[SOURCE EXCERPT]:
########

1       Wireless optical mouse with ergonomic design  


In [12]:
# Creating Excel File with Multiple Sheets
# =========================================
"""
This section demonstrates creating Excel files with multiple worksheets.
Multi-sheet Excel files are common in business environments and require
special handling for document processing.
"""

# Create Excel file with multiple sheets using ExcelWriter
excel_file_path = 'data/structured_files/inventory.xlsx'

with pd.ExcelWriter(excel_file_path, engine='openpyxl') as writer:
    # Sheet 1: Product details (main data)
    df.to_excel(writer, sheet_name='Products', index=False)
    
    # Sheet 2: Category summary (aggregated data)
    # This demonstrates how real business files often contain multiple data views
    summary_data = {
        'Category': ['Electronics', 'Accessories'],
        'Total_Items': [3, 2],  # Count of products per category
        'Total_Value': [1389.97, 109.98]  # Sum of prices per category
    }
    summary_df = pd.DataFrame(summary_data)
    summary_df.to_excel(writer, sheet_name='Summary', index=False)

print(f"✅ Created Excel file: {excel_file_path}")
print(f"📊 Created with 2 sheets: 'Products' and 'Summary'")
print(f"💡 This simulates real-world multi-sheet business files")

✅ Created Excel file: data/structured_files/inventory.xlsx
📊 Created with 2 sheets: 'Products' and 'Summary'
💡 This simulates real-world multi-sheet business files


## CSV Processing

In [13]:
# Import LangChain Document Loaders for Structured Data
# =====================================================
"""
This section imports the necessary document loaders for processing CSV files.
Different loaders provide different approaches to converting tabular data into documents.
"""

from langchain_community.document_loaders import (
    CSVLoader,  # Standard CSV loader - converts each row to a document
    UnstructuredCSVLoader  # Advanced CSV loader with more flexible parsing
)

In [14]:
# Method 1: Using CSVLoader - Row-based Document Creation
# ======================================================
"""

########

[MATERIAL SHOWN]:
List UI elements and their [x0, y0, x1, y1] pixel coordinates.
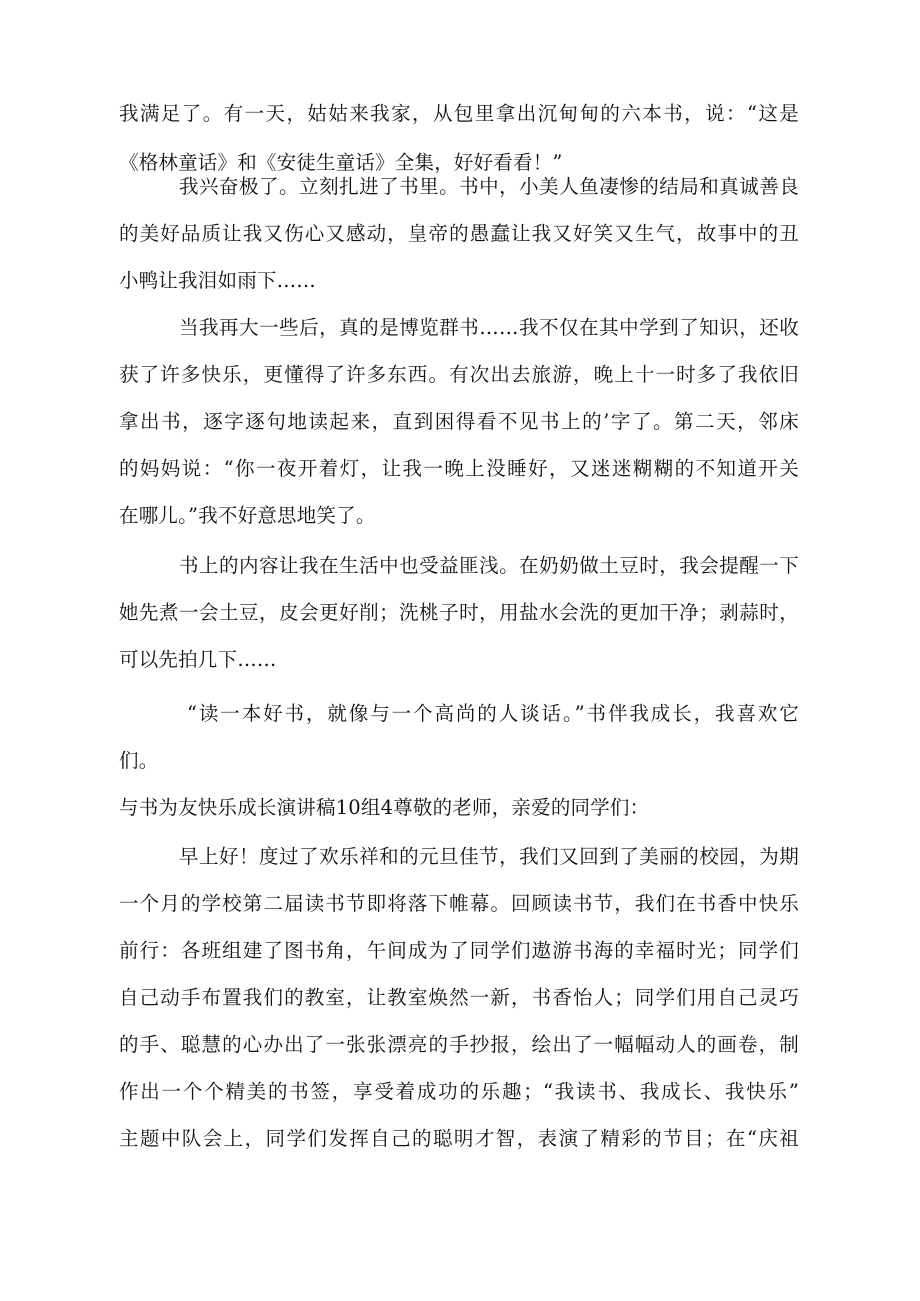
paragraph-line: 的妈妈说：“你一夜开着灯，让我一晚上没睡好，又迷迷糊糊的不知道开关 — [119, 457, 799, 480]
paragraph-line: 的美好品质让我又伤心又感动，皇帝的愚蠢让我又好笑又生气，故事中的丑 — [119, 222, 799, 245]
paragraph-line: 前行：各班组建了图书角，午间成为了同学们遨游书海的幸福时光；同学们 — [119, 939, 799, 962]
paragraph-line: 她先煮一会土豆，皮会更好削；洗桃子时，用盐水会洗的更加干净；剥蒜时， — [119, 601, 799, 624]
paragraph-line: 在哪儿。”我不好意思地笑了。 — [119, 504, 376, 527]
paragraph-line: 我兴奋极了。立刻扎进了书里。书中，小美人鱼凄惨的结局和真诚善良 — [179, 175, 799, 198]
paragraph-line: 们。 — [119, 749, 159, 772]
paragraph-line: 《格林童话》和《安徒生童话》全集，好好看看！” — [119, 151, 563, 174]
paragraph-line: 作出一个个精美的书签，享受着成功的乐趣；“我读书、我成长、我快乐” — [119, 1080, 799, 1103]
paragraph-line: 早上好！度过了欢乐祥和的元旦佳节，我们又回到了美丽的校园，为期 — [179, 845, 799, 868]
paragraph-line: 书上的内容让我在生活中也受益匪浅。在奶奶做土豆时，我会提醒一下 — [179, 554, 799, 577]
paragraph-line: 自己动手布置我们的教室，让教室焕然一新，书香怡人；同学们用自己灵巧 — [119, 986, 799, 1009]
section-heading-line: 与书为友快乐成长演讲稿10组4尊敬的老师，亲爱的同学们： — [119, 796, 650, 819]
paragraph-line: “读一本好书，就像与一个高尚的人谈话。”书伴我成长，我喜欢它 — [187, 702, 799, 725]
paragraph-line: 可以先拍几下…… — [119, 648, 277, 671]
paragraph-line: 我满足了。有一天，姑姑来我家，从包里拿出沉甸甸的六本书，说：“这是 — [119, 102, 799, 125]
paragraph-line: 拿出书，逐字逐句地读起来，直到困得看不见书上的’字了。第二天，邻床 — [119, 410, 799, 433]
paragraph-line: 主题中队会上，同学们发挥自己的聪明才智，表演了精彩的节目；在“庆祖 — [119, 1127, 799, 1150]
paragraph-line: 小鸭让我泪如雨下…… — [119, 269, 317, 292]
paragraph-line: 当我再大一些后，真的是博览群书……我不仅在其中学到了知识，还收 — [179, 316, 799, 339]
paragraph-line: 的手、聪慧的心办出了一张张漂亮的手抄报，绘出了一幅幅动人的画卷，制 — [119, 1033, 799, 1056]
paragraph-line: 获了许多快乐，更懂得了许多东西。有次出去旅游，晚上十一时多了我依旧 — [119, 363, 799, 386]
paragraph-line: 一个月的学校第二届读书节即将落下帷幕。回顾读书节，我们在书香中快乐 — [119, 892, 799, 915]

########

[PROMPT 1]:
From the notebook excerpt on Excel and CSV processing, quote the part that opens with the words containing "df.to_excel(writer, sheet_name='Products', index=False)" and closes with "summary_df.to_excel(writer, sheet_name='Summary', index=False)".
[PROMPT 2]:
In the notebook excerpt on Excel and CSV processing, which engine is passed to pd.ExcelWriter when the multi-sheet file is created?

[WRITTEN SOLUTION 1]:
df.to_excel(writer, sheet_name='Products', index=False)
    
    # Sheet 2: Category summary (aggregated data)
    # This demonstrates how real business files often contain multiple data views
    summary_data = {
        'Category': ['Electronics', 'Accessories'],
        'Total_Items': [3, 2],  # Count of products per category
        'Total_Value': [1389.97, 109.98]  # Sum of prices per category
    }
    summary_df = pd.DataFrame(summary_data)
    summary_df.to_excel(writer, sheet_name='Summary', index=False)

[WRITTEN SOLUTION 2]:
openpyxl